■ **Brief**
Each entry must be reproduced precisely as it stands.
-- Start Provided records --
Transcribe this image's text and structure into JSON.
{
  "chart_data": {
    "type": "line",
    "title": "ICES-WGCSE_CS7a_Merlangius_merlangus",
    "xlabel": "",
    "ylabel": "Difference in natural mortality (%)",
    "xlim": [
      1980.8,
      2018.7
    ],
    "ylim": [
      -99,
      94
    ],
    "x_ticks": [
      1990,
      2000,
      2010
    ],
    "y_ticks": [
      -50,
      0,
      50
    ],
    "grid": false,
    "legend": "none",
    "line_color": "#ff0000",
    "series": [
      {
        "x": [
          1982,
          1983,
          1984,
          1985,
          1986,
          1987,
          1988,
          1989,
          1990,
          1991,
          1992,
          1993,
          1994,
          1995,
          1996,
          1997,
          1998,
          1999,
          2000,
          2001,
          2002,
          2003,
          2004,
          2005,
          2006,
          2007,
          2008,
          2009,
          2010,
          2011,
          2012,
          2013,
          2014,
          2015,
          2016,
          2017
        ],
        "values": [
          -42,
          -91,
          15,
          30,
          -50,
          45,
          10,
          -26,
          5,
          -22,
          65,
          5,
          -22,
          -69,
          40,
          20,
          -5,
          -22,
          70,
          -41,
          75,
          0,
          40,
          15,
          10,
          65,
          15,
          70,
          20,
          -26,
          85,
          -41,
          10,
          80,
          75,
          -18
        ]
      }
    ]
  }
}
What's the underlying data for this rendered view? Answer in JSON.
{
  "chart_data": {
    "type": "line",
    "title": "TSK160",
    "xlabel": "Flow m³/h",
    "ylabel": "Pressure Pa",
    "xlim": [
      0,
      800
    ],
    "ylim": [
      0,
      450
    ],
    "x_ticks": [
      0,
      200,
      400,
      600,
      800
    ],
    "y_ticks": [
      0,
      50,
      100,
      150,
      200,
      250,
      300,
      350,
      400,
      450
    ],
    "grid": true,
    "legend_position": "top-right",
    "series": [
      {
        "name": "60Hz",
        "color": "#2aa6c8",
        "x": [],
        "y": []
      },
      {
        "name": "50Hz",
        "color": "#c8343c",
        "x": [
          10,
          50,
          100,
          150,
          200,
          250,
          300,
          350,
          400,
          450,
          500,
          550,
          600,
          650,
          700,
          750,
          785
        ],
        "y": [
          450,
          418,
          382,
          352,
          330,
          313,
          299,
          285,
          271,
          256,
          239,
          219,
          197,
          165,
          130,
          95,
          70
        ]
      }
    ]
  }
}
-- End Provided records --
■ **Finished exercise**
Transcribe this image's text and structure into JSON.
{
  "chart_data": {
    "type": "line",
    "title": "ICES-WGCSE_CS7a_Merlangius_merlangus",
    "xlabel": "",
    "ylabel": "Difference in natural mortality (%)",
    "xlim": [
      1980.8,
      2018.7
    ],
    "ylim": [
      -99,
      94
    ],
    "x_ticks": [
      1990,
      2000,
      2010
    ],
    "y_ticks": [
      -50,
      0,
      50
    ],
    "grid": false,
    "legend": "none",
    "line_color": "#ff0000",
    "series": [
      {
        "x": [
          1982,
          1983,
          1984,
          1985,
          1986,
          1987,
          1988,
          1989,
          1990,
          1991,
          1992,
          1993,
          1994,
          1995,
          1996,
          1997,
          1998,
          1999,
          2000,
          2001,
          2002,
          2003,
          2004,
          2005,
          2006,
          2007,
          2008,
          2009,
          2010,
          2011,
          2012,
          2013,
          2014,
          2015,
          2016,
          2017
        ],
        "values": [
          -42,
          -91,
          15,
          30,
          -50,
          45,
          10,
          -26,
          5,
          -22,
          65,
          5,
          -22,
          -69,
          40,
          20,
          -5,
          -22,
          70,
          -41,
          75,
          0,
          40,
          15,
          10,
          65,
          15,
          70,
          20,
          -26,
          85,
          -41,
          10,
          80,
          75,
          -18
        ]
      }
    ]
  }
}
What's the underlying data for this rendered view? Answer in JSON.
{
  "chart_data": {
    "type": "line",
    "title": "TSK160",
    "xlabel": "Flow m³/h",
    "ylabel": "Pressure Pa",
    "xlim": [
      0,
      800
    ],
    "ylim": [
      0,
      450
    ],
    "x_ticks": [
      0,
      200,
      400,
      600,
      800
    ],
    "y_ticks": [
      0,
      50,
      100,
      150,
      200,
      250,
      300,
      350,
      400,
      450
    ],
    "grid": true,
    "legend_position": "top-right",
    "series": [
      {
        "name": "60Hz",
        "color": "#2aa6c8",
        "x": [],
        "y": []
      },
      {
        "name": "50Hz",
        "color": "#c8343c",
        "x": [
          10,
          50,
          100,
          150,
          200,
          250,
          300,
          350,
          400,
          450,
          500,
          550,
          600,
          650,
          700,
          750,
          785
        ],
        "y": [
          450,
          418,
          382,
          352,
          330,
          313,
          299,
          285,
          271,
          256,
          239,
          219,
          197,
          165,
          130,
          95,
          70
        ]
      }
    ]
  }
}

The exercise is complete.